#### Material for this task
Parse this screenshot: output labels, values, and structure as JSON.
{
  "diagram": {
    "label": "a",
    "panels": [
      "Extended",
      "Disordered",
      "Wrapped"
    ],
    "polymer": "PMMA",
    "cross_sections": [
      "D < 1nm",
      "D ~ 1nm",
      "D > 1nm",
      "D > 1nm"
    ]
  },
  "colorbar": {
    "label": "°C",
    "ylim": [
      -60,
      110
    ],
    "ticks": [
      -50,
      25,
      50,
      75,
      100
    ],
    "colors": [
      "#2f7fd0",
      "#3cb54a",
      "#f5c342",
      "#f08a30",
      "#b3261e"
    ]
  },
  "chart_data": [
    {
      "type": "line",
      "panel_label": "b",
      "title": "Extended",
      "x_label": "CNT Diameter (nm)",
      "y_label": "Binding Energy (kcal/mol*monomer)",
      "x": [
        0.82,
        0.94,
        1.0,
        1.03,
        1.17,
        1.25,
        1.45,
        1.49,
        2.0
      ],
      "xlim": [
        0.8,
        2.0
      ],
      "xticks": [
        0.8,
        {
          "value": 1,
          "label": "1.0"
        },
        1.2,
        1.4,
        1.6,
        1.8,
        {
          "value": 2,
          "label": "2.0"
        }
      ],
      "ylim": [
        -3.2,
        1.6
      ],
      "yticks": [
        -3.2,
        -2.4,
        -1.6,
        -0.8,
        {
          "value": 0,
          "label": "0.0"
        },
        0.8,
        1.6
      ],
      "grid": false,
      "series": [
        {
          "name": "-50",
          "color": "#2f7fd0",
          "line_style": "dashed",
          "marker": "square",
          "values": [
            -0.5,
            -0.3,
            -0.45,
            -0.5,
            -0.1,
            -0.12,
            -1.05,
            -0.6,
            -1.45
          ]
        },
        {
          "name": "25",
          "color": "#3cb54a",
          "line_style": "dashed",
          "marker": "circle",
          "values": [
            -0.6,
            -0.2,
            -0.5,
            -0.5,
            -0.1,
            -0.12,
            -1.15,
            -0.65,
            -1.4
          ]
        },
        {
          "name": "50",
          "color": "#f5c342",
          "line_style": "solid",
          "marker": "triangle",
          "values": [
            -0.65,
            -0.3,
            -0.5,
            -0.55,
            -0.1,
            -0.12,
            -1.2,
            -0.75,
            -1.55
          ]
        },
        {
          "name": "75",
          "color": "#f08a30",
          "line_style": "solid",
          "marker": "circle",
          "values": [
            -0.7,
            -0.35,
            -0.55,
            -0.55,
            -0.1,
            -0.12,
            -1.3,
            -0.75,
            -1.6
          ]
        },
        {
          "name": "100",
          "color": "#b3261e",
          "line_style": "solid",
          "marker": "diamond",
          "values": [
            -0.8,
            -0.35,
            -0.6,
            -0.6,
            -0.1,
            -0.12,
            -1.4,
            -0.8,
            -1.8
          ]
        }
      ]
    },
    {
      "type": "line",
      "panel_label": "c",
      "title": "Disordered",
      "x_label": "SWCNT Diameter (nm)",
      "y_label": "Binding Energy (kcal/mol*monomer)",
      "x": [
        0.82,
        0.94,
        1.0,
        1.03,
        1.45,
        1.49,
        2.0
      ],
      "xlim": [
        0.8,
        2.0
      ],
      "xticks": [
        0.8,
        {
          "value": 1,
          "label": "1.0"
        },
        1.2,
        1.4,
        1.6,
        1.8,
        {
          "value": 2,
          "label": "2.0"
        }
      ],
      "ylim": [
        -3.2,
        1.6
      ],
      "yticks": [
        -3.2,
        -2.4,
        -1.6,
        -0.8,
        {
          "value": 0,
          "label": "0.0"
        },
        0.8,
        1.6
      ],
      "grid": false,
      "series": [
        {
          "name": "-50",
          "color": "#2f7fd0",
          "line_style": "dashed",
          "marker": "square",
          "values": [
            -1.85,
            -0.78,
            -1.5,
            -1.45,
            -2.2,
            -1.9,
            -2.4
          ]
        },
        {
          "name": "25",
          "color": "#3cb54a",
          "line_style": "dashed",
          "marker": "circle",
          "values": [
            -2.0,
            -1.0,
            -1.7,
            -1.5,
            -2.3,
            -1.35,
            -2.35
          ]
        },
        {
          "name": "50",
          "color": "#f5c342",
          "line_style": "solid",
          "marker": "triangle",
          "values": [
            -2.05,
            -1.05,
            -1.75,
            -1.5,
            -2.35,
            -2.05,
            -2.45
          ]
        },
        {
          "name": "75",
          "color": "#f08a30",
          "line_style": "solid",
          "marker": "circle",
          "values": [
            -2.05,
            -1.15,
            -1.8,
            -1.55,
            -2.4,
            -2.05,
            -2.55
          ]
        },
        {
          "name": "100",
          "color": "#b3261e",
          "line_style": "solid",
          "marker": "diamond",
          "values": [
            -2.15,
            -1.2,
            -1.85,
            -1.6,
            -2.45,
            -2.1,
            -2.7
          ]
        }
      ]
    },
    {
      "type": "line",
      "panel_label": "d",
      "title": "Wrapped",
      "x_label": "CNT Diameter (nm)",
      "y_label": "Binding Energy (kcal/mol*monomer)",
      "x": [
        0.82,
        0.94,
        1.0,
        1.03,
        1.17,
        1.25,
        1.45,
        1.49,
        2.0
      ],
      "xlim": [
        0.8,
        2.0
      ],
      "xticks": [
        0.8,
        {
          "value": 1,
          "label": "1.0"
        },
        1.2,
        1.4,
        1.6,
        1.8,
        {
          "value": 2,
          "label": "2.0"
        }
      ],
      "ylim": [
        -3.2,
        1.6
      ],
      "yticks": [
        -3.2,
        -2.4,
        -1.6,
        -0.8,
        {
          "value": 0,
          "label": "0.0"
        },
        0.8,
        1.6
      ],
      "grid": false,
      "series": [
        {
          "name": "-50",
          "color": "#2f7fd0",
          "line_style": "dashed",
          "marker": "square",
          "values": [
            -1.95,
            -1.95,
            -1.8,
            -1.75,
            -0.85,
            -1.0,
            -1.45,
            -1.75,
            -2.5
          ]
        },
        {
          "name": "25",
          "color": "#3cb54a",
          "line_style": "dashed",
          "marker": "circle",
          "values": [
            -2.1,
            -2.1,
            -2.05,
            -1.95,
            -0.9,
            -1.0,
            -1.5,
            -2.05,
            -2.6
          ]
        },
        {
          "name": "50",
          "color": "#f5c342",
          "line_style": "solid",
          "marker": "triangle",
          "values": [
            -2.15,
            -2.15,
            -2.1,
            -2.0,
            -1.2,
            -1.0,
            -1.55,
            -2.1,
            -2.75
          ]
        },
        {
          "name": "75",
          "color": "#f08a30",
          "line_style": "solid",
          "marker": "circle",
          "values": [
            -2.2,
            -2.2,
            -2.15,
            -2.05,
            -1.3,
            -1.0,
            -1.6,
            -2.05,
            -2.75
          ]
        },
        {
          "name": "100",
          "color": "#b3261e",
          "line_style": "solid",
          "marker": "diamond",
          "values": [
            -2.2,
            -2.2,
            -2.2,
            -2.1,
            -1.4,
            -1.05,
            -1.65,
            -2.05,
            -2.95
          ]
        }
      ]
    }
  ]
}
########
● What is asked
Return all of the entries exactly as written.

● Response to the task
Parse this screenshot: output labels, values, and structure as JSON.
{
  "diagram": {
    "label": "a",
    "panels": [
      "Extended",
      "Disordered",
      "Wrapped"
    ],
    "polymer": "PMMA",
    "cross_sections": [
      "D < 1nm",
      "D ~ 1nm",
      "D > 1nm",
      "D > 1nm"
    ]
  },
  "colorbar": {
    "label": "°C",
    "ylim": [
      -60,
      110
    ],
    "ticks": [
      -50,
      25,
      50,
      75,
      100
    ],
    "colors": [
      "#2f7fd0",
      "#3cb54a",
      "#f5c342",
      "#f08a30",
      "#b3261e"
    ]
  },
  "chart_data": [
    {
      "type": "line",
      "panel_label": "b",
      "title": "Extended",
      "x_label": "CNT Diameter (nm)",
      "y_label": "Binding Energy (kcal/mol*monomer)",
      "x": [
        0.82,
        0.94,
        1.0,
        1.03,
        1.17,
        1.25,
        1.45,
        1.49,
        2.0
      ],
      "xlim": [
        0.8,
        2.0
      ],
      "xticks": [
        0.8,
        {
          "value": 1,
          "label": "1.0"
        },
        1.2,
        1.4,
        1.6,
        1.8,
        {
          "value": 2,
          "label": "2.0"
        }
      ],
      "ylim": [
        -3.2,
        1.6
      ],
      "yticks": [
        -3.2,
        -2.4,
        -1.6,
        -0.8,
        {
          "value": 0,
          "label": "0.0"
        },
        0.8,
        1.6
      ],
      "grid": false,
      "series": [
        {
          "name": "-50",
          "color": "#2f7fd0",
          "line_style": "dashed",
          "marker": "square",
          "values": [
            -0.5,
            -0.3,
            -0.45,
            -0.5,
            -0.1,
            -0.12,
            -1.05,
            -0.6,
            -1.45
          ]
        },
        {
          "name": "25",
          "color": "#3cb54a",
          "line_style": "dashed",
          "marker": "circle",
          "values": [
            -0.6,
            -0.2,
            -0.5,
            -0.5,
            -0.1,
            -0.12,
            -1.15,
            -0.65,
            -1.4
          ]
        },
        {
          "name": "50",
          "color": "#f5c342",
          "line_style": "solid",
          "marker": "triangle",
          "values": [
            -0.65,
            -0.3,
            -0.5,
            -0.55,
            -0.1,
            -0.12,
            -1.2,
            -0.75,
            -1.55
          ]
        },
        {
          "name": "75",
          "color": "#f08a30",
          "line_style": "solid",
          "marker": "circle",
          "values": [
            -0.7,
            -0.35,
            -0.55,
            -0.55,
            -0.1,
            -0.12,
            -1.3,
            -0.75,
            -1.6
          ]
        },
        {
          "name": "100",
          "color": "#b3261e",
          "line_style": "solid",
          "marker": "diamond",
          "values": [
            -0.8,
            -0.35,
            -0.6,
            -0.6,
            -0.1,
            -0.12,
            -1.4,
            -0.8,
            -1.8
          ]
        }
      ]
    },
    {
      "type": "line",
      "panel_label": "c",
      "title": "Disordered",
      "x_label": "SWCNT Diameter (nm)",
      "y_label": "Binding Energy (kcal/mol*monomer)",
      "x": [
        0.82,
        0.94,
        1.0,
        1.03,
        1.45,
        1.49,
        2.0
      ],
      "xlim": [
        0.8,
        2.0
      ],
      "xticks": [
        0.8,
        {
          "value": 1,
          "label": "1.0"
        },
        1.2,
        1.4,
        1.6,
        1.8,
        {
          "value": 2,
          "label": "2.0"
        }
      ],
      "ylim": [
        -3.2,
        1.6
      ],
      "yticks": [
        -3.2,
        -2.4,
        -1.6,
        -0.8,
        {
          "value": 0,
          "label": "0.0"
        },
        0.8,
        1.6
      ],
      "grid": false,
      "series": [
        {
          "name": "-50",
          "color": "#2f7fd0",
          "line_style": "dashed",
          "marker": "square",
          "values": [
            -1.85,
            -0.78,
            -1.5,
            -1.45,
            -2.2,
            -1.9,
            -2.4
          ]
        },
        {
          "name": "25",
          "color": "#3cb54a",
          "line_style": "dashed",
          "marker": "circle",
          "values": [
            -2.0,
            -1.0,
            -1.7,
            -1.5,
            -2.3,
            -1.35,
            -2.35
          ]
        },
        {
          "name": "50",
          "color": "#f5c342",
          "line_style": "solid",
          "marker": "triangle",
          "values": [
            -2.05,
            -1.05,
            -1.75,
            -1.5,
            -2.35,
            -2.05,
            -2.45
          ]
        },
        {
          "name": "75",
          "color": "#f08a30",
          "line_style": "solid",
          "marker": "circle",
          "values": [
            -2.05,
            -1.15,
            -1.8,
            -1.55,
            -2.4,
            -2.05,
            -2.55
          ]
        },
        {
          "name": "100",
          "color": "#b3261e",
          "line_style": "solid",
          "marker": "diamond",
          "values": [
            -2.15,
            -1.2,
            -1.85,
            -1.6,
            -2.45,
            -2.1,
            -2.7
          ]
        }
      ]
    },
    {
      "type": "line",
      "panel_label": "d",
      "title": "Wrapped",
      "x_label": "CNT Diameter (nm)",
      "y_label": "Binding Energy (kcal/mol*monomer)",
      "x": [
        0.82,
        0.94,
        1.0,
        1.03,
        1.17,
        1.25,
        1.45,
        1.49,
        2.0
      ],
      "xlim": [
        0.8,
        2.0
      ],
      "xticks": [
        0.8,
        {
          "value": 1,
          "label": "1.0"
        },
        1.2,
        1.4,
        1.6,
        1.8,
        {
          "value": 2,
          "label": "2.0"
        }
      ],
      "ylim": [
        -3.2,
        1.6
      ],
      "yticks": [
        -3.2,
        -2.4,
        -1.6,
        -0.8,
        {
          "value": 0,
          "label": "0.0"
        },
        0.8,
        1.6
      ],
      "grid": false,
      "series": [
        {
          "name": "-50",
          "color": "#2f7fd0",
          "line_style": "dashed",
          "marker": "square",
          "values": [
            -1.95,
            -1.95,
            -1.8,
            -1.75,
            -0.85,
            -1.0,
            -1.45,
            -1.75,
            -2.5
          ]
        },
        {
          "name": "25",
          "color": "#3cb54a",
          "line_style": "dashed",
          "marker": "circle",
          "values": [
            -2.1,
            -2.1,
            -2.05,
            -1.95,
            -0.9,
            -1.0,
            -1.5,
            -2.05,
            -2.6
          ]
        },
        {
          "name": "50",
          "color": "#f5c342",
          "line_style": "solid",
          "marker": "triangle",
          "values": [
            -2.15,
            -2.15,
            -2.1,
            -2.0,
            -1.2,
            -1.0,
            -1.55,
            -2.1,
            -2.75
          ]
        },
        {
          "name": "75",
          "color": "#f08a30",
          "line_style": "solid",
          "marker": "circle",
          "values": [
            -2.2,
            -2.2,
            -2.15,
            -2.05,
            -1.3,
            -1.0,
            -1.6,
            -2.05,
            -2.75
          ]
        },
        {
          "name": "100",
          "color": "#b3261e",
          "line_style": "solid",
          "marker": "diamond",
          "values": [
            -2.2,
            -2.2,
            -2.2,
            -2.1,
            -1.4,
            -1.05,
            -1.65,
            -2.05,
            -2.95
          ]
        }
      ]
    }
  ]
}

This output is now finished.